Data entries

________________________________________

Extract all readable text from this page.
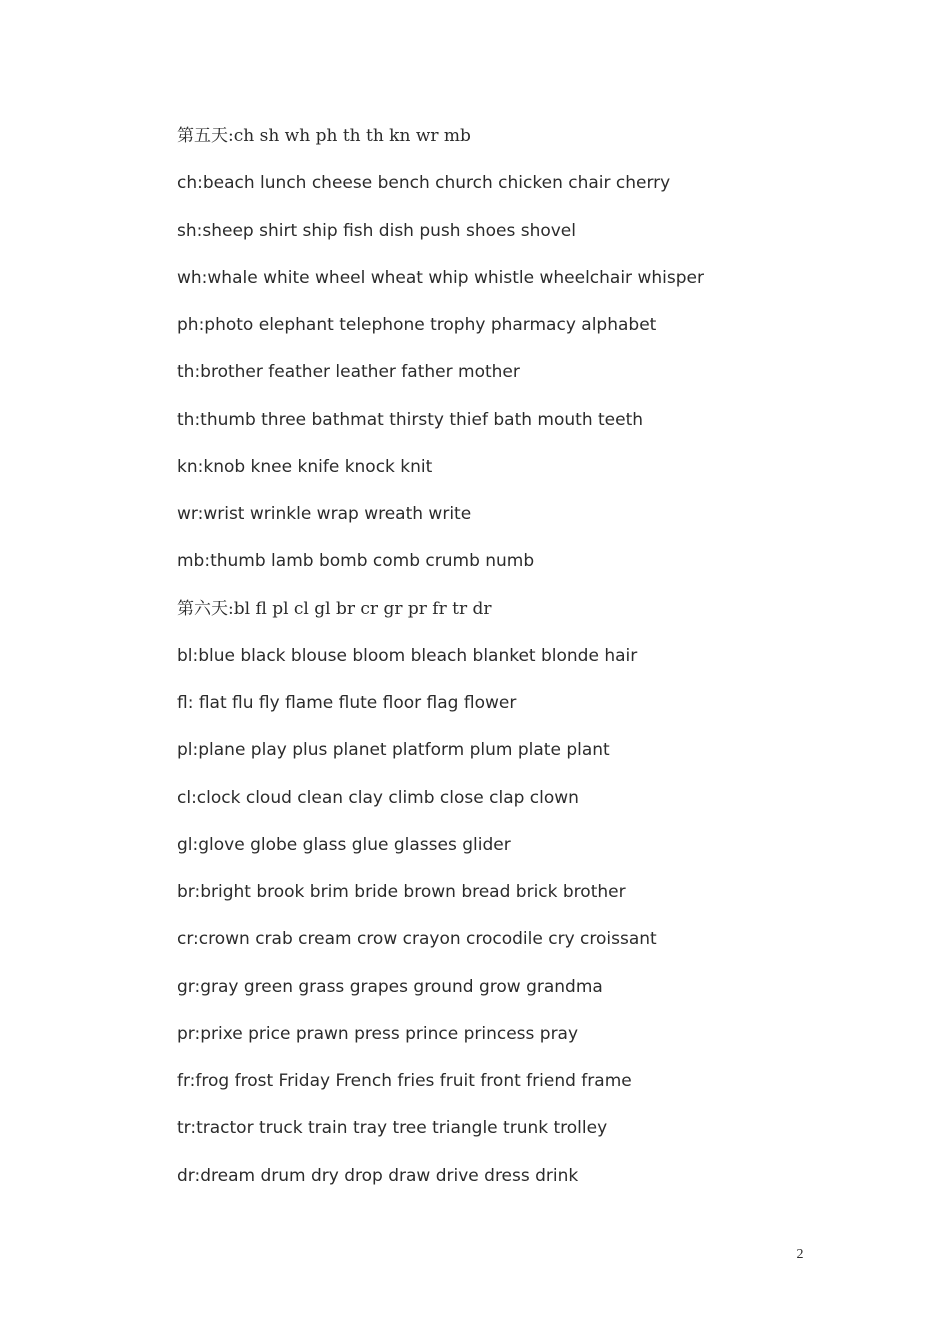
第五天:ch sh wh ph th th kn wr mb
ch:beach lunch cheese bench church chicken chair cherry
sh:sheep shirt ship fish dish push shoes shovel
wh:whale white wheel wheat whip whistle wheelchair whisper
ph:photo elephant telephone trophy pharmacy alphabet
th:brother feather leather father mother
th:thumb three bathmat thirsty thief bath mouth teeth
kn:knob knee knife knock knit
wr:wrist wrinkle wrap wreath write
mb:thumb lamb bomb comb crumb numb
第六天:bl fl pl cl gl br cr gr pr fr tr dr
bl:blue black blouse bloom bleach blanket blonde hair
fl: flat flu fly flame flute floor flag flower
pl:plane play plus planet platform plum plate plant
cl:clock cloud clean clay climb close clap clown
gl:glove globe glass glue glasses glider
br:bright brook brim bride brown bread brick brother
cr:crown crab cream crow crayon crocodile cry croissant
gr:gray green grass grapes ground grow grandma
pr:prixe price prawn press prince princess pray
fr:frog frost Friday French fries fruit front friend frame
tr:tractor truck train tray tree triangle trunk trolley
dr:dream drum dry drop draw drive dress drink
2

________________________________________

EXERCISE AIM: Work out the number of lines in this listing that include the word "thumb". Reply with that number only.

ANSWER: 2